Input records >>
------------------------

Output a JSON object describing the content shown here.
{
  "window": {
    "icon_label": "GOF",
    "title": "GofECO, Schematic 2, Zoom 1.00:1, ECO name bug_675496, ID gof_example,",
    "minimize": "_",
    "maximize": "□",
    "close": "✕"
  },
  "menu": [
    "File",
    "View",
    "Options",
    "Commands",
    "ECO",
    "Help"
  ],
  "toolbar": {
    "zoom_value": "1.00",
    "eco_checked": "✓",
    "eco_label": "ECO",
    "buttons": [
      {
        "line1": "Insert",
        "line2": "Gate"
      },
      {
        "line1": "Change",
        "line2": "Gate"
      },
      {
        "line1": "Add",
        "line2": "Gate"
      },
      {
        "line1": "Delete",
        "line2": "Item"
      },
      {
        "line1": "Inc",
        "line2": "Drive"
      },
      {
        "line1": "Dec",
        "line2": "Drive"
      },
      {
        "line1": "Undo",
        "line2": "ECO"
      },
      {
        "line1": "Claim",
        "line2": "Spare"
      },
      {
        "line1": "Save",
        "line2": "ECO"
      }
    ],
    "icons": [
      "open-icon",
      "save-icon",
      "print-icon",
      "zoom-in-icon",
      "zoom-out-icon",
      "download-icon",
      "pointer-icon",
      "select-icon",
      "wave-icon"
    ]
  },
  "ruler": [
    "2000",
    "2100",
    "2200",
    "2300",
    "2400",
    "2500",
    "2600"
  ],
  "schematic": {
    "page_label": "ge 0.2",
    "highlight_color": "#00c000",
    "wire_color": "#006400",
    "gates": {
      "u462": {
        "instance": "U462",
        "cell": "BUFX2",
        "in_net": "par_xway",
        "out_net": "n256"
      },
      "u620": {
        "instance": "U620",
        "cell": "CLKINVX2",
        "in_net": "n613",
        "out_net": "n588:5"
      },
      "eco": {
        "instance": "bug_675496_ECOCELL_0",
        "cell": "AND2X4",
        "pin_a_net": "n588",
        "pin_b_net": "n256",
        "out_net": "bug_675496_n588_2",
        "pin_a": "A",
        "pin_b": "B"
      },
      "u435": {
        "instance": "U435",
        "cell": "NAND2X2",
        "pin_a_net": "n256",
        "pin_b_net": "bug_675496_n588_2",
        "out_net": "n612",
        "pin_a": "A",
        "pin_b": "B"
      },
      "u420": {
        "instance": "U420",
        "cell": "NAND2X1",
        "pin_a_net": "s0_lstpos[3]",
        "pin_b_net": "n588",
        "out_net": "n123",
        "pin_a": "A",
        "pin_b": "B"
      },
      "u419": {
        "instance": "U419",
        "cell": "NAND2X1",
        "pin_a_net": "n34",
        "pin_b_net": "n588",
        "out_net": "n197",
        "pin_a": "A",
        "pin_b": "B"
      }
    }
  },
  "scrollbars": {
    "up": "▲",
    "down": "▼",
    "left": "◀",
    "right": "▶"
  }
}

------------------------

Your instructions >> Restate the data above exactly, keeping each word as it stands.

Answer to the problem >>
Output a JSON object describing the content shown here.
{
  "window": {
    "icon_label": "GOF",
    "title": "GofECO, Schematic 2, Zoom 1.00:1, ECO name bug_675496, ID gof_example,",
    "minimize": "_",
    "maximize": "□",
    "close": "✕"
  },
  "menu": [
    "File",
    "View",
    "Options",
    "Commands",
    "ECO",
    "Help"
  ],
  "toolbar": {
    "zoom_value": "1.00",
    "eco_checked": "✓",
    "eco_label": "ECO",
    "buttons": [
      {
        "line1": "Insert",
        "line2": "Gate"
      },
      {
        "line1": "Change",
        "line2": "Gate"
      },
      {
        "line1": "Add",
        "line2": "Gate"
      },
      {
        "line1": "Delete",
        "line2": "Item"
      },
      {
        "line1": "Inc",
        "line2": "Drive"
      },
      {
        "line1": "Dec",
        "line2": "Drive"
      },
      {
        "line1": "Undo",
        "line2": "ECO"
      },
      {
        "line1": "Claim",
        "line2": "Spare"
      },
      {
        "line1": "Save",
        "line2": "ECO"
      }
    ],
    "icons": [
      "open-icon",
      "save-icon",
      "print-icon",
      "zoom-in-icon",
      "zoom-out-icon",
      "download-icon",
      "pointer-icon",
      "select-icon",
      "wave-icon"
    ]
  },
  "ruler": [
    "2000",
    "2100",
    "2200",
    "2300",
    "2400",
    "2500",
    "2600"
  ],
  "schematic": {
    "page_label": "ge 0.2",
    "highlight_color": "#00c000",
    "wire_color": "#006400",
    "gates": {
      "u462": {
        "instance": "U462",
        "cell": "BUFX2",
        "in_net": "par_xway",
        "out_net": "n256"
      },
      "u620": {
        "instance": "U620",
        "cell": "CLKINVX2",
        "in_net": "n613",
        "out_net": "n588:5"
      },
      "eco": {
        "instance": "bug_675496_ECOCELL_0",
        "cell": "AND2X4",
        "pin_a_net": "n588",
        "pin_b_net": "n256",
        "out_net": "bug_675496_n588_2",
        "pin_a": "A",
        "pin_b": "B"
      },
      "u435": {
        "instance": "U435",
        "cell": "NAND2X2",
        "pin_a_net": "n256",
        "pin_b_net": "bug_675496_n588_2",
        "out_net": "n612",
        "pin_a": "A",
        "pin_b": "B"
      },
      "u420": {
        "instance": "U420",
        "cell": "NAND2X1",
        "pin_a_net": "s0_lstpos[3]",
        "pin_b_net": "n588",
        "out_net": "n123",
        "pin_a": "A",
        "pin_b": "B"
      },
      "u419": {
        "instance": "U419",
        "cell": "NAND2X1",
        "pin_a_net": "n34",
        "pin_b_net": "n588",
        "out_net": "n197",
        "pin_a": "A",
        "pin_b": "B"
      }
    }
  },
  "scrollbars": {
    "up": "▲",
    "down": "▼",
    "left": "◀",
    "right": "▶"
  }
}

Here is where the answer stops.